— STATED PROBLEM —
Report every line below that holds the word "Embedding".

------ DATA ENTRIES ------

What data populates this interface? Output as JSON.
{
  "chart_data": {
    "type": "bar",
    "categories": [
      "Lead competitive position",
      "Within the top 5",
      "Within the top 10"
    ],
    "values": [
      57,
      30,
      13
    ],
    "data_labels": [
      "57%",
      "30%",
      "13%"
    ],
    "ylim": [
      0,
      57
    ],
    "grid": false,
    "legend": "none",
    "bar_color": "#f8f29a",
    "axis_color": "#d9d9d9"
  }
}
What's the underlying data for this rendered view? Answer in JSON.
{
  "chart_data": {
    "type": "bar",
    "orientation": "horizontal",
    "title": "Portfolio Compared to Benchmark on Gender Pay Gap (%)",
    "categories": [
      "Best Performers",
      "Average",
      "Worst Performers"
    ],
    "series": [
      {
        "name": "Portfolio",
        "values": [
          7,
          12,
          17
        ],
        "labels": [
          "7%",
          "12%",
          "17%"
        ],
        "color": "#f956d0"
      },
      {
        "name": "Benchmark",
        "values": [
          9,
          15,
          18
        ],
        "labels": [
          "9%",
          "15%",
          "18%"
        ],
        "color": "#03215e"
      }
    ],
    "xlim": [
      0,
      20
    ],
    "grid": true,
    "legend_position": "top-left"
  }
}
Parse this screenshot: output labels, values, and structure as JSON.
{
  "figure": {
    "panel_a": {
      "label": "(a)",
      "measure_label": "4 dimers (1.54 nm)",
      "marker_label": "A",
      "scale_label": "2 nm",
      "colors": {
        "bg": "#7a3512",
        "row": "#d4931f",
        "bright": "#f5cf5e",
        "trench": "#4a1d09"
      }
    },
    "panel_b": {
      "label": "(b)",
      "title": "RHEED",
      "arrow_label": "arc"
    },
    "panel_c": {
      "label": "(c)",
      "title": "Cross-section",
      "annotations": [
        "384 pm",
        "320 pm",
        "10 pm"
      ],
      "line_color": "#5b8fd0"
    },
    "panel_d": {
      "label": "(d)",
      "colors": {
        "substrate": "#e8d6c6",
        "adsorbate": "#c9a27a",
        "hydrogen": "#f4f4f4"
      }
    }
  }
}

------
------ DATA ENTRIES ------

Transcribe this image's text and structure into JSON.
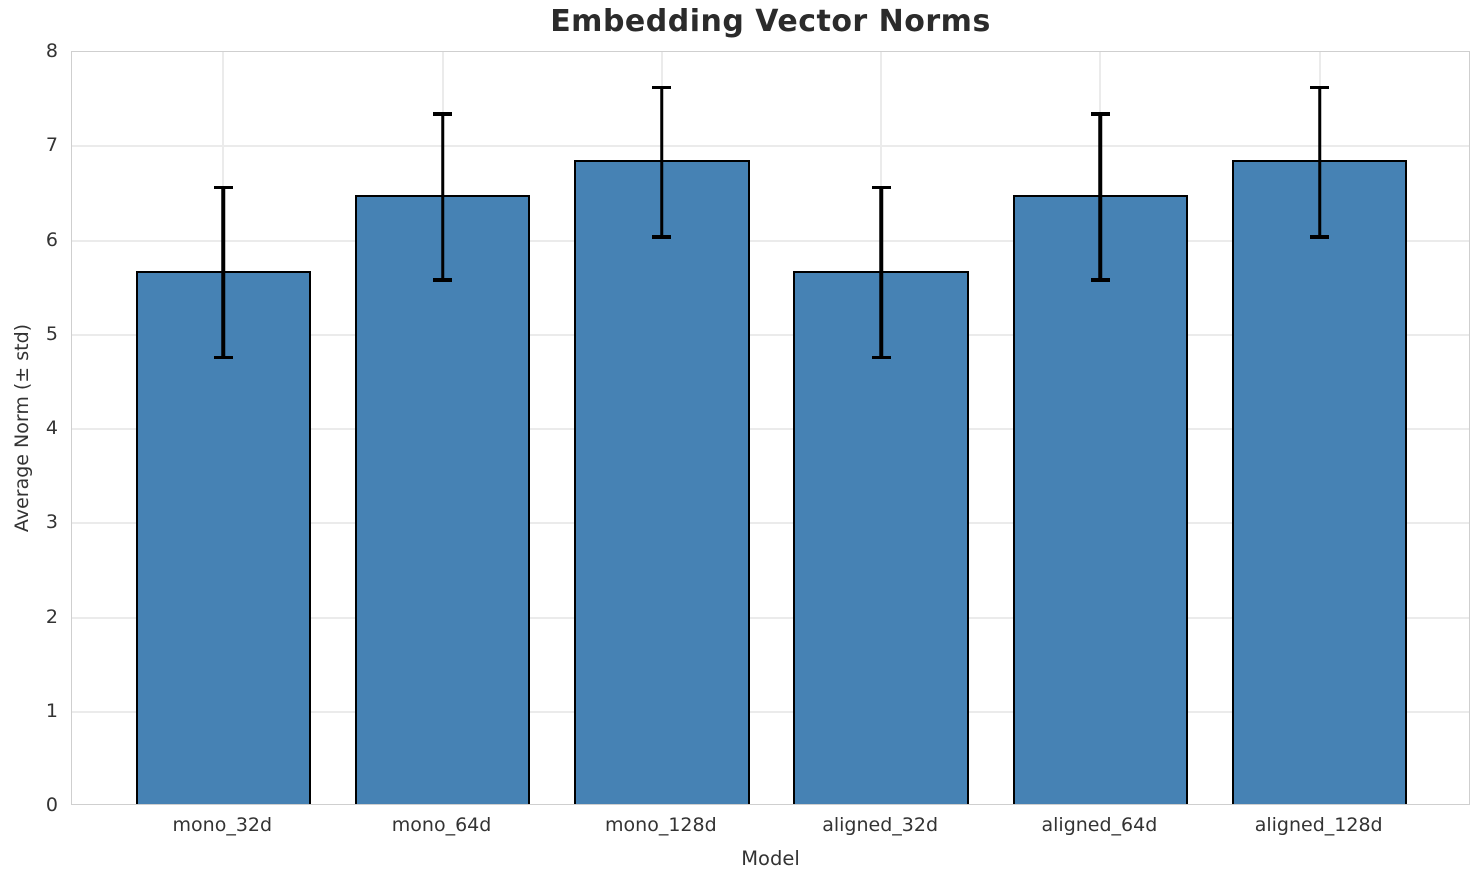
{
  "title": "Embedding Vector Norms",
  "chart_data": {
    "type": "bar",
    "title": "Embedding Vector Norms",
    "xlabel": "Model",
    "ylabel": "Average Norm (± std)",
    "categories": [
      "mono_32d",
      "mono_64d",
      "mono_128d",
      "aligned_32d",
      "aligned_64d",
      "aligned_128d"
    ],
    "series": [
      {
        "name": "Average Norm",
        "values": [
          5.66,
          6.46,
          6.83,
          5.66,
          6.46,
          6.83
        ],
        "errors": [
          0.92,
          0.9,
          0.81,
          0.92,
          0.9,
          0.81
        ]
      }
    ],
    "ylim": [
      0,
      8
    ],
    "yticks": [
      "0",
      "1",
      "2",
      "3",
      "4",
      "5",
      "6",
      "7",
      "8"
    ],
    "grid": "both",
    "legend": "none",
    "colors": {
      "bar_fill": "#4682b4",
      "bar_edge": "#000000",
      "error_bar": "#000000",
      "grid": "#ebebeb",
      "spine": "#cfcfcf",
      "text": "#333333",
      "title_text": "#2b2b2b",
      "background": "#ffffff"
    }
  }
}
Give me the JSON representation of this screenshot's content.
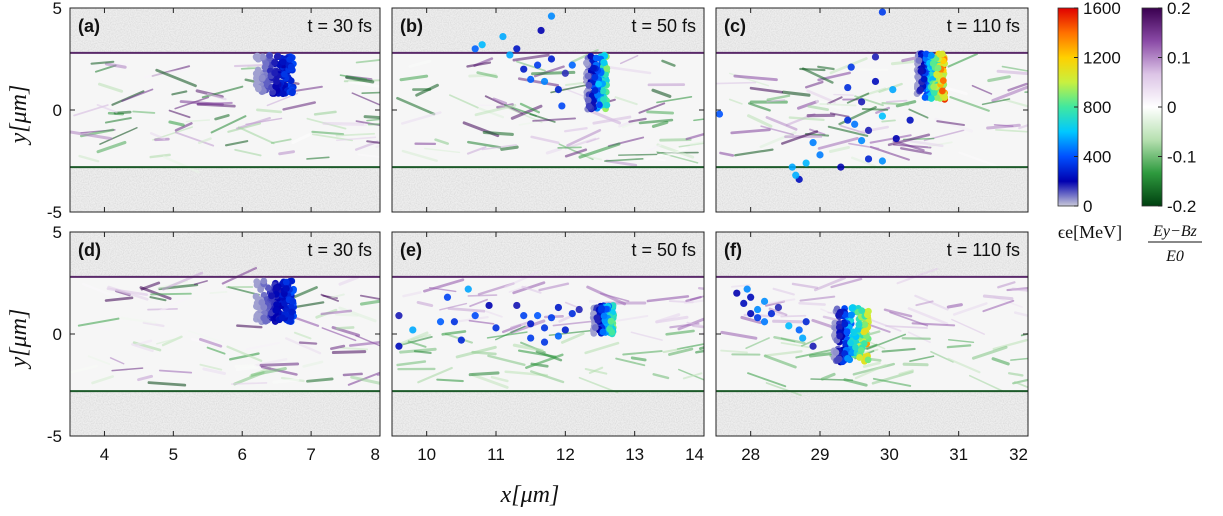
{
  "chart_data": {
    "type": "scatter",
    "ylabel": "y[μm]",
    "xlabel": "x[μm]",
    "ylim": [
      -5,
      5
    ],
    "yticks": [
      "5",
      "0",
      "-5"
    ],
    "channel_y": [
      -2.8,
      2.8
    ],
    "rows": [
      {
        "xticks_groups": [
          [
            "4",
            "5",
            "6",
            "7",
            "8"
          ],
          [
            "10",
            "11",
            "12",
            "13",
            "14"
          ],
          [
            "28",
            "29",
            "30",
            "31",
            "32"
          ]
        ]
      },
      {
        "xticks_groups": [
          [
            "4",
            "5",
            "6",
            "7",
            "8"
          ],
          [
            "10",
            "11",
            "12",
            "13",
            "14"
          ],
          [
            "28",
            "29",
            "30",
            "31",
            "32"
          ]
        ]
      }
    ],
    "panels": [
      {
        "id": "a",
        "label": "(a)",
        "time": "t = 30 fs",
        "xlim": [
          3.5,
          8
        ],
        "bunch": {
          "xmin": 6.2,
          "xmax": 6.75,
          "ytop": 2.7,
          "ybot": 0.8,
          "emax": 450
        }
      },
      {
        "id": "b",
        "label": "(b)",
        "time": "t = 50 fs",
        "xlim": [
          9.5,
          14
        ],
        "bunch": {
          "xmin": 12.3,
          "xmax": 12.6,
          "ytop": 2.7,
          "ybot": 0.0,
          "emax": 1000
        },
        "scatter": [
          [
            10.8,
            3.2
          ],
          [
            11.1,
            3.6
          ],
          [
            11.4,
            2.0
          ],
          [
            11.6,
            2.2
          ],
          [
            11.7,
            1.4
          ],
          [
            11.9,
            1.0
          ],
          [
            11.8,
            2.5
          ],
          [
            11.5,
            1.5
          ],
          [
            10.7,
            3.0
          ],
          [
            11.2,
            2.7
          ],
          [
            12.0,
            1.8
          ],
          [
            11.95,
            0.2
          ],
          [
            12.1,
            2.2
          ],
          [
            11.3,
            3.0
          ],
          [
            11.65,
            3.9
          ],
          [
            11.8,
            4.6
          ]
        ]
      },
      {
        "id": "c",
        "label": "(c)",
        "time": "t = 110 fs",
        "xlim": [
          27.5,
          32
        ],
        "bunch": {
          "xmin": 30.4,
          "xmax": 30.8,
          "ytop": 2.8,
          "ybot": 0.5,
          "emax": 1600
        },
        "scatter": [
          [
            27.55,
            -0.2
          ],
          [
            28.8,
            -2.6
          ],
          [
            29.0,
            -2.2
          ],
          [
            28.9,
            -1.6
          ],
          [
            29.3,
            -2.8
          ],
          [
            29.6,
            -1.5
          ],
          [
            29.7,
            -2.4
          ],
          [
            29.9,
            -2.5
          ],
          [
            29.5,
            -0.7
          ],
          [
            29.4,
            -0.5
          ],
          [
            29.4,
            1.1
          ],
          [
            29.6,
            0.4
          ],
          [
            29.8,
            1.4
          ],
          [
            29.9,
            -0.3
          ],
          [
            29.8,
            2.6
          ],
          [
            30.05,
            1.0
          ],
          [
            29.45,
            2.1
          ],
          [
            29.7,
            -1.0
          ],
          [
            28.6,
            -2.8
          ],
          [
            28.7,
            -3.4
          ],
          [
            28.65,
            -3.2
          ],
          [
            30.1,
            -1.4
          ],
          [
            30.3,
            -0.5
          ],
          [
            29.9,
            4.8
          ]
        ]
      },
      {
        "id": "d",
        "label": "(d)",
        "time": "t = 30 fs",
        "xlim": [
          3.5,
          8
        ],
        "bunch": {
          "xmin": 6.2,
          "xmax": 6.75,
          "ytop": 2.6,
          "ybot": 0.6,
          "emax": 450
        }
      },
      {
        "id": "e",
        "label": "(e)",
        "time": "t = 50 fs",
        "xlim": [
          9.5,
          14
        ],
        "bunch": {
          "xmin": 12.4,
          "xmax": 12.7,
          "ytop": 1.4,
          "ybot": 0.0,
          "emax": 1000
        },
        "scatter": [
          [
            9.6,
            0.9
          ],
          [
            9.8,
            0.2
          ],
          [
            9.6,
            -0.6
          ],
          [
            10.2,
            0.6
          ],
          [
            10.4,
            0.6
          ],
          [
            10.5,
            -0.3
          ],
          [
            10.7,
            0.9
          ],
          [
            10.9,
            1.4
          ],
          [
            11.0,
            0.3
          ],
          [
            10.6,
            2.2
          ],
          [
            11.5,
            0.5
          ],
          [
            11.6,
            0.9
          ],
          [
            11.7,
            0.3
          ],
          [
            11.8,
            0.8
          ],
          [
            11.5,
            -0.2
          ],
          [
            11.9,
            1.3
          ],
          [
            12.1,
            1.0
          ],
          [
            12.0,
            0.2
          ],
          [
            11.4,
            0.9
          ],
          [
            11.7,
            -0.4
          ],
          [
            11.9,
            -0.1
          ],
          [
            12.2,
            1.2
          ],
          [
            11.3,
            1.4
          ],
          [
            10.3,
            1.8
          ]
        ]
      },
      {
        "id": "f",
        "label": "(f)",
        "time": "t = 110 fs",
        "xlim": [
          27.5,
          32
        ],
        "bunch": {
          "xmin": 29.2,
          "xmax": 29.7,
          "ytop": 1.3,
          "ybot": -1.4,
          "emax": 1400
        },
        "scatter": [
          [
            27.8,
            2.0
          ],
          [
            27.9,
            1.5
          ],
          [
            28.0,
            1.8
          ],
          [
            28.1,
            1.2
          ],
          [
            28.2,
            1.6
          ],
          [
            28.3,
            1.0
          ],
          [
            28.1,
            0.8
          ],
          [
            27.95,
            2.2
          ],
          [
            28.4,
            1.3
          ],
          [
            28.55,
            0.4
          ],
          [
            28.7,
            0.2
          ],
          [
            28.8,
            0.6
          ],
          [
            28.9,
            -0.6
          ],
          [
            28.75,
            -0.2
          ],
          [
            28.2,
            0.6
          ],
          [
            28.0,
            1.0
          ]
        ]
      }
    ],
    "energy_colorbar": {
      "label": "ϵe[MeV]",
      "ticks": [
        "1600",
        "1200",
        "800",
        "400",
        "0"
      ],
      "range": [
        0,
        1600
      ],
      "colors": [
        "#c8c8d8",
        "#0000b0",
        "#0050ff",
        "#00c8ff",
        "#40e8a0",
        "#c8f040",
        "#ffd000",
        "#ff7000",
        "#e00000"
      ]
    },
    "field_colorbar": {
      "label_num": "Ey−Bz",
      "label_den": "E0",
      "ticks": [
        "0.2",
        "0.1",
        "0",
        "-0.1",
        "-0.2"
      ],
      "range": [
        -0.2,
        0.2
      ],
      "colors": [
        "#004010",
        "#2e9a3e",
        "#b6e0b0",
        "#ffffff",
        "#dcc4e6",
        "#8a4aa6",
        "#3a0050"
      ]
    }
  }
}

------

— ANSWER TO THE EXERCISE —
  "title": "Embedding Vector Norms",
    "title": "Embedding Vector Norms",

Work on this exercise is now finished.